Task objective → Find the word "January" in the records below. List each line containing it.

--- Start of Provided entries ---

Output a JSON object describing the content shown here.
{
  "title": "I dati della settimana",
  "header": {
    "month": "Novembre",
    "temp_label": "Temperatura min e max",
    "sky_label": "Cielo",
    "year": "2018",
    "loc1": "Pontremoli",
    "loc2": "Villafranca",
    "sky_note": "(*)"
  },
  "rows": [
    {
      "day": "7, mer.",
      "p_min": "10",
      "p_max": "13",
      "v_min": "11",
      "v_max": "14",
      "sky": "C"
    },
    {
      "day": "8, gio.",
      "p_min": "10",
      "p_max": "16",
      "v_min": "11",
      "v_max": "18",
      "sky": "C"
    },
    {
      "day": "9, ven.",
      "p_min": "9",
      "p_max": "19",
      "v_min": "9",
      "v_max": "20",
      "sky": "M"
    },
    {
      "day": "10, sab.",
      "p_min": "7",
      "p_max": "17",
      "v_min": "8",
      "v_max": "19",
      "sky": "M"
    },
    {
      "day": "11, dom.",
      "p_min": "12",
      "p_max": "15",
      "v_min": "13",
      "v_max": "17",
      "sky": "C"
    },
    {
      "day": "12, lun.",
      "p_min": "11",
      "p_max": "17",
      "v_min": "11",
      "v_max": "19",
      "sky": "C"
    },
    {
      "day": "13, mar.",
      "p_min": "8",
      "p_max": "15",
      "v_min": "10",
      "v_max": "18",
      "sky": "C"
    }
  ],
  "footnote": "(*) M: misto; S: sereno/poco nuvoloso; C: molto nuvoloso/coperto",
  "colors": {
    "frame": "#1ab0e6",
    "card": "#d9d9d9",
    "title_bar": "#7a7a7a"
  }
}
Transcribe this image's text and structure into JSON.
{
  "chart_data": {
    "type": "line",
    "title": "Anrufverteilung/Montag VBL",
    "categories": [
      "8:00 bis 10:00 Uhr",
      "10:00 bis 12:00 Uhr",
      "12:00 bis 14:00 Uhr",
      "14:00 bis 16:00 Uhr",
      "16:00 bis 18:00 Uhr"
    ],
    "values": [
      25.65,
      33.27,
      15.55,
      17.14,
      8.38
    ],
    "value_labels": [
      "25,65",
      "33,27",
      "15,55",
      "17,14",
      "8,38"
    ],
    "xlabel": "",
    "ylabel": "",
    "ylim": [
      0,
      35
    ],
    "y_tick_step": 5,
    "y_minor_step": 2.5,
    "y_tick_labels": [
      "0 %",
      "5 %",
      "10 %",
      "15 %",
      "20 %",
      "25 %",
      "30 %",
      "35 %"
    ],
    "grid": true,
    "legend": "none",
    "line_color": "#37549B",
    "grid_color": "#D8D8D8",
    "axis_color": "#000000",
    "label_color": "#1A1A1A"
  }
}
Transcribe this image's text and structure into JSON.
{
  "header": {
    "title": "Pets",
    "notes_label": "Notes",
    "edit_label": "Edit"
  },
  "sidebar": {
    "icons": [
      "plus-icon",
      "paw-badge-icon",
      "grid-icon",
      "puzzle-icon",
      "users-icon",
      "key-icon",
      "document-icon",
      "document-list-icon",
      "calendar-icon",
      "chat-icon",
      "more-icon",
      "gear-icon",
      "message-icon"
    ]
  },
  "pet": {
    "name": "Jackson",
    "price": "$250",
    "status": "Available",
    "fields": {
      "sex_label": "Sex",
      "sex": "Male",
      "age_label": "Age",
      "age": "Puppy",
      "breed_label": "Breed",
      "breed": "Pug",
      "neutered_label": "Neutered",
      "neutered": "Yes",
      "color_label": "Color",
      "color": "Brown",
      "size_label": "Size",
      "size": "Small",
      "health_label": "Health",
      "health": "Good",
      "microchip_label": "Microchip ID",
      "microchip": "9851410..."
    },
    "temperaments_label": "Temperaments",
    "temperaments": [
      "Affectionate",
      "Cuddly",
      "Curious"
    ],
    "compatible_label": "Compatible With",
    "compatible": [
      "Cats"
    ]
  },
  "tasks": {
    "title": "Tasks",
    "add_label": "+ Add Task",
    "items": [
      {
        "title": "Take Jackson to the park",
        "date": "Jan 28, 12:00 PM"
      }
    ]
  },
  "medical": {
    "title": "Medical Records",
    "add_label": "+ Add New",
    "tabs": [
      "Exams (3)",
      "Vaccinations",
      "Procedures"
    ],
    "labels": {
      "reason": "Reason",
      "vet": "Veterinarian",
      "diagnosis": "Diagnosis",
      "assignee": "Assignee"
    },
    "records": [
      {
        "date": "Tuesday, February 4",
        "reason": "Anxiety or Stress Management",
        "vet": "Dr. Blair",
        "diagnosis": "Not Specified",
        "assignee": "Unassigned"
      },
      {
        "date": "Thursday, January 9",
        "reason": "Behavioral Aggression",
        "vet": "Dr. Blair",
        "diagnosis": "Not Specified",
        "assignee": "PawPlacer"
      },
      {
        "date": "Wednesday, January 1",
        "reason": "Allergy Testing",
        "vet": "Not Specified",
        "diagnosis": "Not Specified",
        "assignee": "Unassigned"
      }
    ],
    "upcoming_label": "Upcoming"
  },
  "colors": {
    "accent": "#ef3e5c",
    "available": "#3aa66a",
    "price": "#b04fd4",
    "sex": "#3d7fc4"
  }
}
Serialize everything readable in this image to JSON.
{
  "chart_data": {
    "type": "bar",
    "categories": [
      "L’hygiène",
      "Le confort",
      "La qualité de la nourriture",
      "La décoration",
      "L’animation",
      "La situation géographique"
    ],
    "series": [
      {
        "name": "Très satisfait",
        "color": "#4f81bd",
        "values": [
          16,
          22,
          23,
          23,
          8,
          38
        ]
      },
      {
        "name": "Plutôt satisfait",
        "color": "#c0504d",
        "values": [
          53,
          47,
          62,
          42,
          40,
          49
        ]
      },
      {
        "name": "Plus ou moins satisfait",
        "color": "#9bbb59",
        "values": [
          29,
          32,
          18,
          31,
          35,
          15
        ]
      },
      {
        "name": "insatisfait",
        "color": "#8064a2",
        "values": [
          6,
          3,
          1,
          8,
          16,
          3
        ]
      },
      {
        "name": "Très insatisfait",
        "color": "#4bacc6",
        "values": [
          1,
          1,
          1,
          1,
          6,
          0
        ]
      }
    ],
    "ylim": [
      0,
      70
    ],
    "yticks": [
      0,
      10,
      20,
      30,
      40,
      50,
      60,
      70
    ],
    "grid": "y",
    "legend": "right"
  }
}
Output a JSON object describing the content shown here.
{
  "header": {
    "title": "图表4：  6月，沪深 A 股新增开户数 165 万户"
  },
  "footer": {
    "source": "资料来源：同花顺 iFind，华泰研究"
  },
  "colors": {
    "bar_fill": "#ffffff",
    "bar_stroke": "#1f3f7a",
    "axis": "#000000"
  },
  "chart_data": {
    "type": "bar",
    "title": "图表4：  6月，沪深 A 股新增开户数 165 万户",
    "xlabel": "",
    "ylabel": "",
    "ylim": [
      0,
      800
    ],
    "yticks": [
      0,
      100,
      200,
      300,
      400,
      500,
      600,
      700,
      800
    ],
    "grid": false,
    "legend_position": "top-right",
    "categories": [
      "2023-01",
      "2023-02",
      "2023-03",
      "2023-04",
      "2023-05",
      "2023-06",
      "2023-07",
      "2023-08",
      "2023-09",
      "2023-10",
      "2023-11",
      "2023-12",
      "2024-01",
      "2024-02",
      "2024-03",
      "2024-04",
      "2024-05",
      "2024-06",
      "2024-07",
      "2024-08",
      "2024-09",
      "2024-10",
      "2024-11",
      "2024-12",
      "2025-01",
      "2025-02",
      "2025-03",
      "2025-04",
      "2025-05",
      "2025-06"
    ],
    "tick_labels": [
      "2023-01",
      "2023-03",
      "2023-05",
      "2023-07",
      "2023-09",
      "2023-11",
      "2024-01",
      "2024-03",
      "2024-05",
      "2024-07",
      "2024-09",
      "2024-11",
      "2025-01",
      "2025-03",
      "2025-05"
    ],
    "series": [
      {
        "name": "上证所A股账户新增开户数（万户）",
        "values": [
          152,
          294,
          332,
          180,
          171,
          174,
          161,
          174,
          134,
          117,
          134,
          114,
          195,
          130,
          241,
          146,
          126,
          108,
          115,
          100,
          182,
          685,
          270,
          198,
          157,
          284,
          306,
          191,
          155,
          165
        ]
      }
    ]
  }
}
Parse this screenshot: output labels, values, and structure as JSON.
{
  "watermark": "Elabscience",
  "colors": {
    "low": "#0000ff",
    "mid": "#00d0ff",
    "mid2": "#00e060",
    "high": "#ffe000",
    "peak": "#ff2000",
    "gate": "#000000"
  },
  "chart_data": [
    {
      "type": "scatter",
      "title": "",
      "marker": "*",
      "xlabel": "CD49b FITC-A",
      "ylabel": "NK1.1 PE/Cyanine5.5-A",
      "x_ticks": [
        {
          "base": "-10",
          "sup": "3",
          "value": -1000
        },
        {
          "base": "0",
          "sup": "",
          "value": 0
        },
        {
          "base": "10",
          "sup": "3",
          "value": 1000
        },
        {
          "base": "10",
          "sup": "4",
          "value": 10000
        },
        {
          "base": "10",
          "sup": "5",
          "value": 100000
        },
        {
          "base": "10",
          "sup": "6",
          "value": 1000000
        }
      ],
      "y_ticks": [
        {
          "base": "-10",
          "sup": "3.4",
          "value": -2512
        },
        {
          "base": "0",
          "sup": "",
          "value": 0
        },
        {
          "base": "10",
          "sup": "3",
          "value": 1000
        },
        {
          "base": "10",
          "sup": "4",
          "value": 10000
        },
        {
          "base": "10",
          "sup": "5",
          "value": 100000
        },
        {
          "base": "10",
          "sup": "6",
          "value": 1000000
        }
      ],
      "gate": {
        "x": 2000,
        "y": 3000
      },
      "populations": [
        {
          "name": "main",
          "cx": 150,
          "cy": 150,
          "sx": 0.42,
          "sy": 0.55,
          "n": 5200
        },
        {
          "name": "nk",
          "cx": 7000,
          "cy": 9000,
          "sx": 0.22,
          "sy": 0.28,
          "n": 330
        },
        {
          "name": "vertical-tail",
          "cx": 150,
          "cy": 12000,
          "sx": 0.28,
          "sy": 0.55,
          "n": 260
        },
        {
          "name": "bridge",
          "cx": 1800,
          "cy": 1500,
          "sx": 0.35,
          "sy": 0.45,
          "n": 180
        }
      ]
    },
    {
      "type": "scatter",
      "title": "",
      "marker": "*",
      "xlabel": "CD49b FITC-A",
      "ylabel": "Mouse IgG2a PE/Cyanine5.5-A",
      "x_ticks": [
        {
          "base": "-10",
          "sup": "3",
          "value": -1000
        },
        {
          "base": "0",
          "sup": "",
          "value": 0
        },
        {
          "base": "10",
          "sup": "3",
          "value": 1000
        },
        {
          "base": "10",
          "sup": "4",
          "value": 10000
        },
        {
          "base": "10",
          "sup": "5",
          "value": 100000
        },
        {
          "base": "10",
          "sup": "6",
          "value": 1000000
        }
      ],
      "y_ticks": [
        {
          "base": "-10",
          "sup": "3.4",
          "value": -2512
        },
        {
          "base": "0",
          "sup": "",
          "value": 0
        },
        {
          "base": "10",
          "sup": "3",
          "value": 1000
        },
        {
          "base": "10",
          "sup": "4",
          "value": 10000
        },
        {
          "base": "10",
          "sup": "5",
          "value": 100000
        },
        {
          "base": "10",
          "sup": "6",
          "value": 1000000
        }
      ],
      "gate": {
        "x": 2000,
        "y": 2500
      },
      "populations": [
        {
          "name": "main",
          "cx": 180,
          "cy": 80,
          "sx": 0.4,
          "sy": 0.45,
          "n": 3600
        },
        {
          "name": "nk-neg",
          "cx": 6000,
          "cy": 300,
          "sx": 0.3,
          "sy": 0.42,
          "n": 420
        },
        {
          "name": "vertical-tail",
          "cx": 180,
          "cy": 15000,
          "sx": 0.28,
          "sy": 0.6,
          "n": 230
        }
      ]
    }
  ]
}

--- End of Provided entries ---

Output for this exercise →
        "date": "Thursday, January 9",
        "date": "Wednesday, January 1",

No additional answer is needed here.